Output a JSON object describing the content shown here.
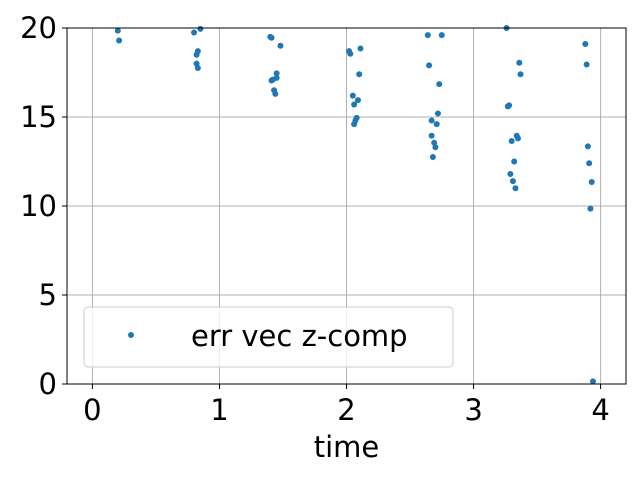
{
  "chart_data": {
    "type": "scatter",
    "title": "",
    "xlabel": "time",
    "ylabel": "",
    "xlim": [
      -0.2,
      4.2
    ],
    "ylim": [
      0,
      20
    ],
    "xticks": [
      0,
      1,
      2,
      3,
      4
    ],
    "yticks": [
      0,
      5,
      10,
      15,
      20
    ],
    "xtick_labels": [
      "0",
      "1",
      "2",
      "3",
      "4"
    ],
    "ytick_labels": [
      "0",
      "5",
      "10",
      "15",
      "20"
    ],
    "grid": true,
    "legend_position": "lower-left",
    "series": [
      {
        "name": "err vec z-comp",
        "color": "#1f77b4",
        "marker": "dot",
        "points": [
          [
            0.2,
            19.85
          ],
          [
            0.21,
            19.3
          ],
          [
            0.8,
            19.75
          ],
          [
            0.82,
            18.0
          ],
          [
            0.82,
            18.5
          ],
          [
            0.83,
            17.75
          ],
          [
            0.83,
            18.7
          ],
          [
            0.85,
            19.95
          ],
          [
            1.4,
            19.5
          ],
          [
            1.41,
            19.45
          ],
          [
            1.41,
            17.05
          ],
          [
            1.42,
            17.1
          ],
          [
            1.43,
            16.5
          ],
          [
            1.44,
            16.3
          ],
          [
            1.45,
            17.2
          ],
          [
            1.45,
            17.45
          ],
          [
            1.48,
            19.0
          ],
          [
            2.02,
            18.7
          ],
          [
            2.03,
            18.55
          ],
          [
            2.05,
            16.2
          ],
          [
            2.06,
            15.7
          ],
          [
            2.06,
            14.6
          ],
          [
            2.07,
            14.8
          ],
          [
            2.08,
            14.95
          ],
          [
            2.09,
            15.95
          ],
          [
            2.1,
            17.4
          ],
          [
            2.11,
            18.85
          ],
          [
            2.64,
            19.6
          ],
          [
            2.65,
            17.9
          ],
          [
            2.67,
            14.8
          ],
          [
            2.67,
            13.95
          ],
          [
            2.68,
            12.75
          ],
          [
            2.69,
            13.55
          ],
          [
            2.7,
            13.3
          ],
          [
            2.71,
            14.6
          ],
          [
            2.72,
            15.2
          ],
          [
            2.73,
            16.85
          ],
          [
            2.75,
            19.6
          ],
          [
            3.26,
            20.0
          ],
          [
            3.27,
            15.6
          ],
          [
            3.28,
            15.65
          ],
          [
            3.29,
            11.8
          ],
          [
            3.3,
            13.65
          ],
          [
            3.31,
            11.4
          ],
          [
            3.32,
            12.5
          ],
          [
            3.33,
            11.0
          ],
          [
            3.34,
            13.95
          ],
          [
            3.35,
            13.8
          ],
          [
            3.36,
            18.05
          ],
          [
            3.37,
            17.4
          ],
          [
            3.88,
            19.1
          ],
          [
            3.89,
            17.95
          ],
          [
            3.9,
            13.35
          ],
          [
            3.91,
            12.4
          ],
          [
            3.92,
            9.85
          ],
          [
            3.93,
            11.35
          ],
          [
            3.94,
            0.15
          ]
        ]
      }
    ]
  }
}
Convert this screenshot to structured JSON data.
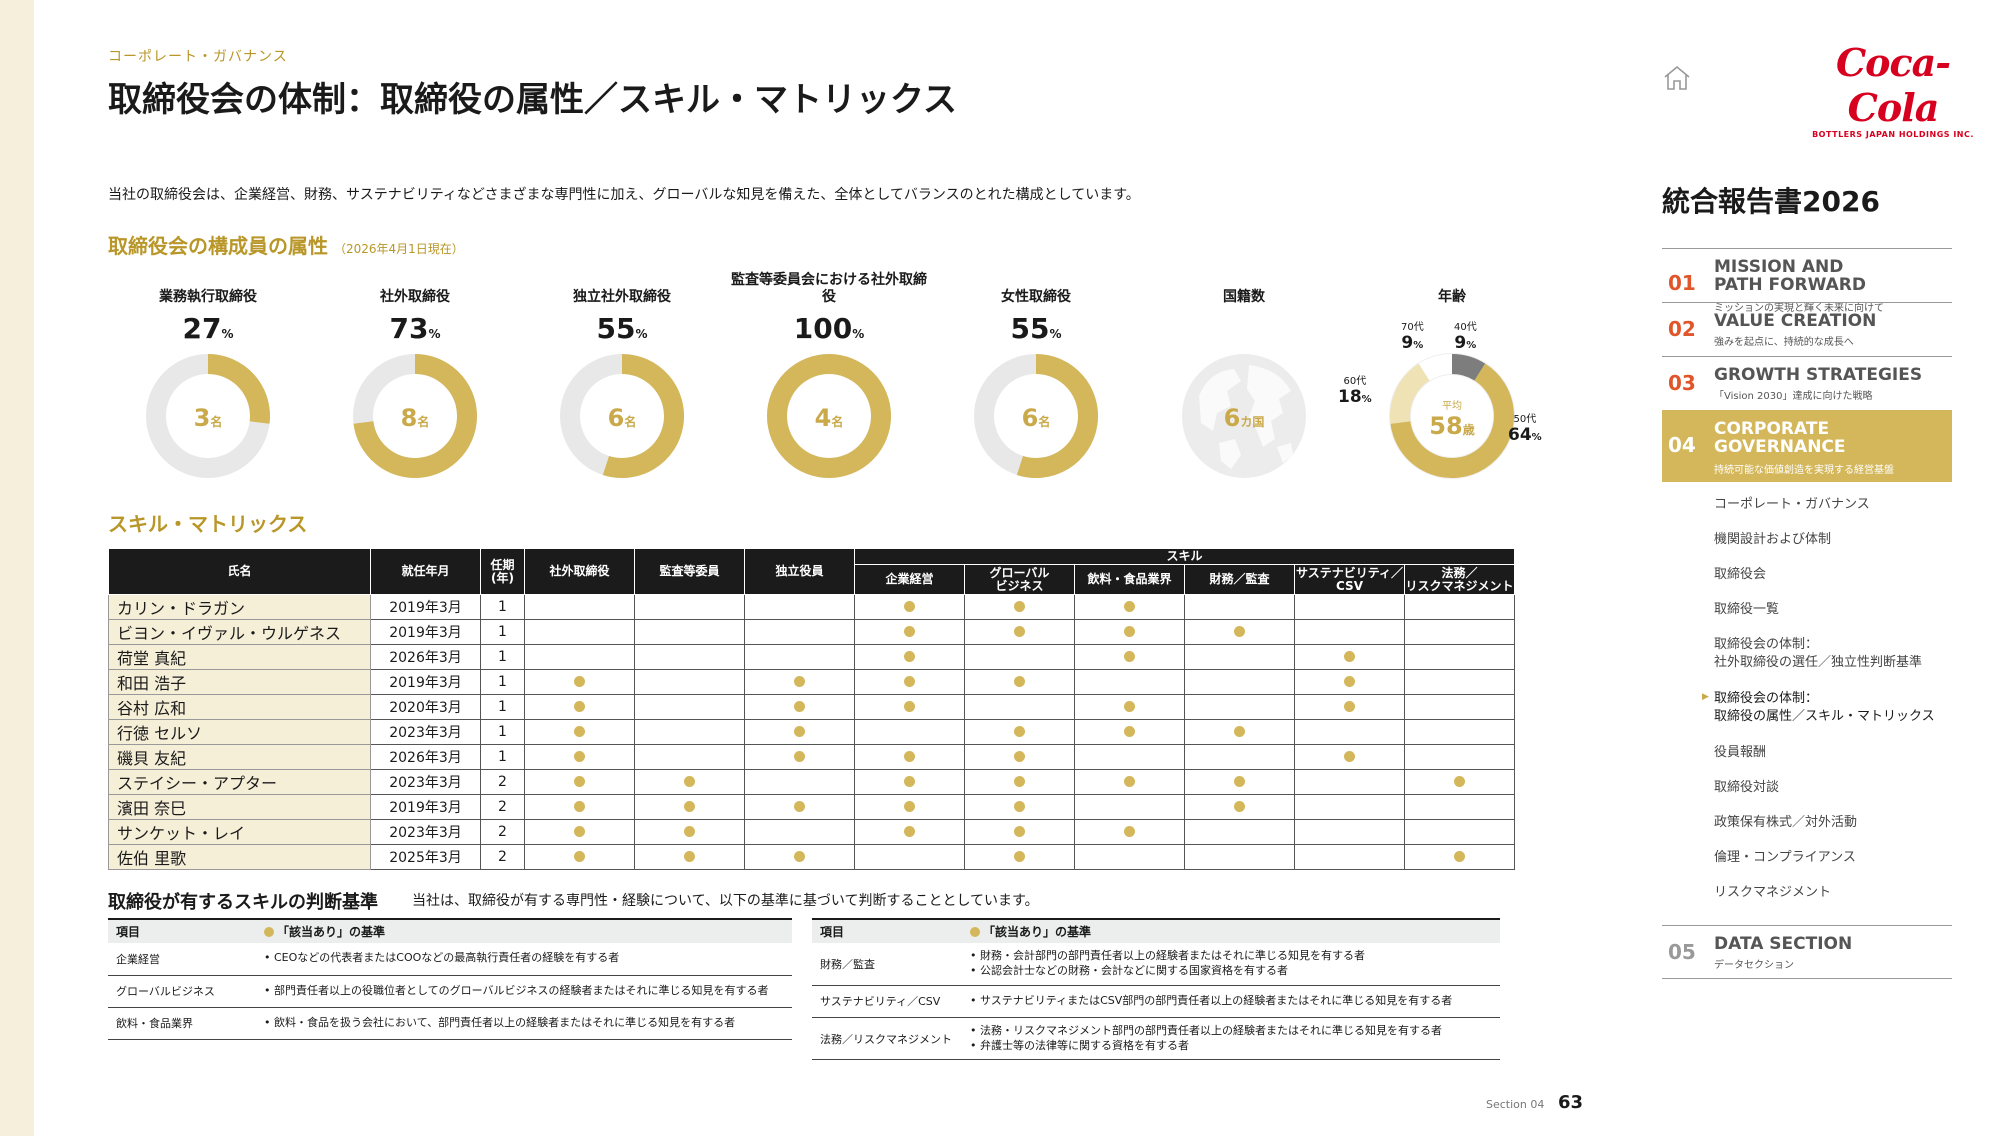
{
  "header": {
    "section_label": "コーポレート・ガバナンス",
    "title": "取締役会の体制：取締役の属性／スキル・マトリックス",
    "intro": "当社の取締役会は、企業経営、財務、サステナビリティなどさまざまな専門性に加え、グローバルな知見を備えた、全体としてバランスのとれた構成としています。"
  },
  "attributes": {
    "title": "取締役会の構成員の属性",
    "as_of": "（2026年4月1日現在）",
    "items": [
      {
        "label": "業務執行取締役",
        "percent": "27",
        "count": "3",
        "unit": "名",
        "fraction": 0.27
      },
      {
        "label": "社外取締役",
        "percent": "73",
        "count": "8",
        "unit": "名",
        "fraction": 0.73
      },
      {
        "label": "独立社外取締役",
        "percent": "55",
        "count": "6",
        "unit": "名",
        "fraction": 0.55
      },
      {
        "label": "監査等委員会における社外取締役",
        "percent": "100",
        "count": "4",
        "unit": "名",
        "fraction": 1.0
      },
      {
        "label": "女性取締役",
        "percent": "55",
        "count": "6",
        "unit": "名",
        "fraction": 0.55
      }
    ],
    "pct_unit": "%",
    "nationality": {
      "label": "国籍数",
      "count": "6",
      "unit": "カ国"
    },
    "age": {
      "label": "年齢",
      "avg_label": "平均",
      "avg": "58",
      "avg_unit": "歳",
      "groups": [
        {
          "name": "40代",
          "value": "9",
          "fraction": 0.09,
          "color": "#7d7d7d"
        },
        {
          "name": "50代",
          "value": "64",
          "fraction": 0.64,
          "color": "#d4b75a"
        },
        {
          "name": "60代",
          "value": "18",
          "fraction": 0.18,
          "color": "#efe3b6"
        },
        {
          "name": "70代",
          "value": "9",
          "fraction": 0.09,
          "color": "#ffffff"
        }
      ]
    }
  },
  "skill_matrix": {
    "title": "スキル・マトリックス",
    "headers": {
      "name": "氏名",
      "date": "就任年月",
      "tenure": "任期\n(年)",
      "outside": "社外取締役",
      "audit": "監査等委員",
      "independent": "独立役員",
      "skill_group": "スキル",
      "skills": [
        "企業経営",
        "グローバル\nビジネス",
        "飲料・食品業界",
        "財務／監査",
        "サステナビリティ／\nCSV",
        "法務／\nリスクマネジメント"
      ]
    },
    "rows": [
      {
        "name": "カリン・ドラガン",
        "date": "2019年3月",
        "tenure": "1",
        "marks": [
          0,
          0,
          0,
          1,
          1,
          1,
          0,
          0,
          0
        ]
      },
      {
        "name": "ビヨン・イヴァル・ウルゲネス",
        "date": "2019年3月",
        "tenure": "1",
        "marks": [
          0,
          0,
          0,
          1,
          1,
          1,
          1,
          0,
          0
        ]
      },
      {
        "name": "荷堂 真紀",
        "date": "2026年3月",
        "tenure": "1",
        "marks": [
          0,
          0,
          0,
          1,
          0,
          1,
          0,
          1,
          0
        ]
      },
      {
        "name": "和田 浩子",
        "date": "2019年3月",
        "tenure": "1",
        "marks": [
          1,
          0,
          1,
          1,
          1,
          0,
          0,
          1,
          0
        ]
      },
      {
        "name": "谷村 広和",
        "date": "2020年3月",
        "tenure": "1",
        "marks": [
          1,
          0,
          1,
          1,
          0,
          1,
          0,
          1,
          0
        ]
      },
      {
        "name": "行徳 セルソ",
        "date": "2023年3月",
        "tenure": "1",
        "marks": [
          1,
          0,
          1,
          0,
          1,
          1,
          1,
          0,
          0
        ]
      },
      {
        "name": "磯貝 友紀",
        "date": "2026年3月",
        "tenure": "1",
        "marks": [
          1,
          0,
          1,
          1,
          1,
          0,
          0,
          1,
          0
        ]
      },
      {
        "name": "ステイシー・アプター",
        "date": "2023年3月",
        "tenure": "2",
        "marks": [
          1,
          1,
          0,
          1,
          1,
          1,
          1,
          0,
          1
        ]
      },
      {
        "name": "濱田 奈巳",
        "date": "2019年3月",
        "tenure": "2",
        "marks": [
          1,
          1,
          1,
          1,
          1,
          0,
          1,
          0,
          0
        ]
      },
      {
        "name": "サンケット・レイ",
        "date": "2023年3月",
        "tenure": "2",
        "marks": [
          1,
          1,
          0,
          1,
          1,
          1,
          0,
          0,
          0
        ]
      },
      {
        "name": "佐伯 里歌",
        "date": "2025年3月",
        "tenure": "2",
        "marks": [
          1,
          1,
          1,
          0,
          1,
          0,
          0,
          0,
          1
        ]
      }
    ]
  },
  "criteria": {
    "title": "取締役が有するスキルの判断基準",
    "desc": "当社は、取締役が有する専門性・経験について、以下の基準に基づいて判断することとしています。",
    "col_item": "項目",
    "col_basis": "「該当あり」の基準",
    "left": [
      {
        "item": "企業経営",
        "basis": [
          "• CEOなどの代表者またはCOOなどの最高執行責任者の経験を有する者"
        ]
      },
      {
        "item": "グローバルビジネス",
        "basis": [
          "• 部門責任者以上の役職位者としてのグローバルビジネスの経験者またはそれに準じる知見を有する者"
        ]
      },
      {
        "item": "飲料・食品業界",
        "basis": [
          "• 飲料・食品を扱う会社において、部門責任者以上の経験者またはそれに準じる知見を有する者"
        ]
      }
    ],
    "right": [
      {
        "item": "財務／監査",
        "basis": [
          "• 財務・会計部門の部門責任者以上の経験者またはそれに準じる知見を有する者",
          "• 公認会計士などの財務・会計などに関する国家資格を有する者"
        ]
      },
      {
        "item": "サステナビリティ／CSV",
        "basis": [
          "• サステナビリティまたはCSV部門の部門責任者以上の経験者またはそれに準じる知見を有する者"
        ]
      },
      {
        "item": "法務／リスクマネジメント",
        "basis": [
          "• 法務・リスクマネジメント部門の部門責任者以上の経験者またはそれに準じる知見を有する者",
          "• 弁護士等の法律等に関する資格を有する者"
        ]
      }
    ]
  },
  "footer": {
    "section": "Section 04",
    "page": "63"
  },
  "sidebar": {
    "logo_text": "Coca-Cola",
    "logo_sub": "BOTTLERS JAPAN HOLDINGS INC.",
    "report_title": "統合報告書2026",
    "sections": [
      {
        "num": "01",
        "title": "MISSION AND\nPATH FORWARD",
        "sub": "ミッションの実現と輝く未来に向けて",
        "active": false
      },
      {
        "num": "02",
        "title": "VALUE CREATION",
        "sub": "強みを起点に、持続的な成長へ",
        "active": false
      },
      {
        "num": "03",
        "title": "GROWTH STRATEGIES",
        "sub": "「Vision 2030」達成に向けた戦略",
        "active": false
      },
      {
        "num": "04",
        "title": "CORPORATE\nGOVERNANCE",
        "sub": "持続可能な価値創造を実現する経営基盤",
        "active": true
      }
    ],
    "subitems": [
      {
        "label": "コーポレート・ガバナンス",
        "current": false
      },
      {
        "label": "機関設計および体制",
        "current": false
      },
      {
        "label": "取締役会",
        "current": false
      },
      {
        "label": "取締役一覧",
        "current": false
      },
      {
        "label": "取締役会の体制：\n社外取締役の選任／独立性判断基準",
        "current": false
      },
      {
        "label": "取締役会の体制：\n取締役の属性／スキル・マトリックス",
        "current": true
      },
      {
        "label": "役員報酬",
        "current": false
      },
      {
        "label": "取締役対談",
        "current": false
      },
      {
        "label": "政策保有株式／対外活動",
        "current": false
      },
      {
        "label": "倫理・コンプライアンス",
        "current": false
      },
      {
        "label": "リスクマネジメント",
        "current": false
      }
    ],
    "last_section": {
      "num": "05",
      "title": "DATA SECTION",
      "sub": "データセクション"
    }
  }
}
==============================
EXERCISE DIRECTIONS:
Reply with nothing except the number of lines in the listing above that include the string "color".

TASK RESULT:
5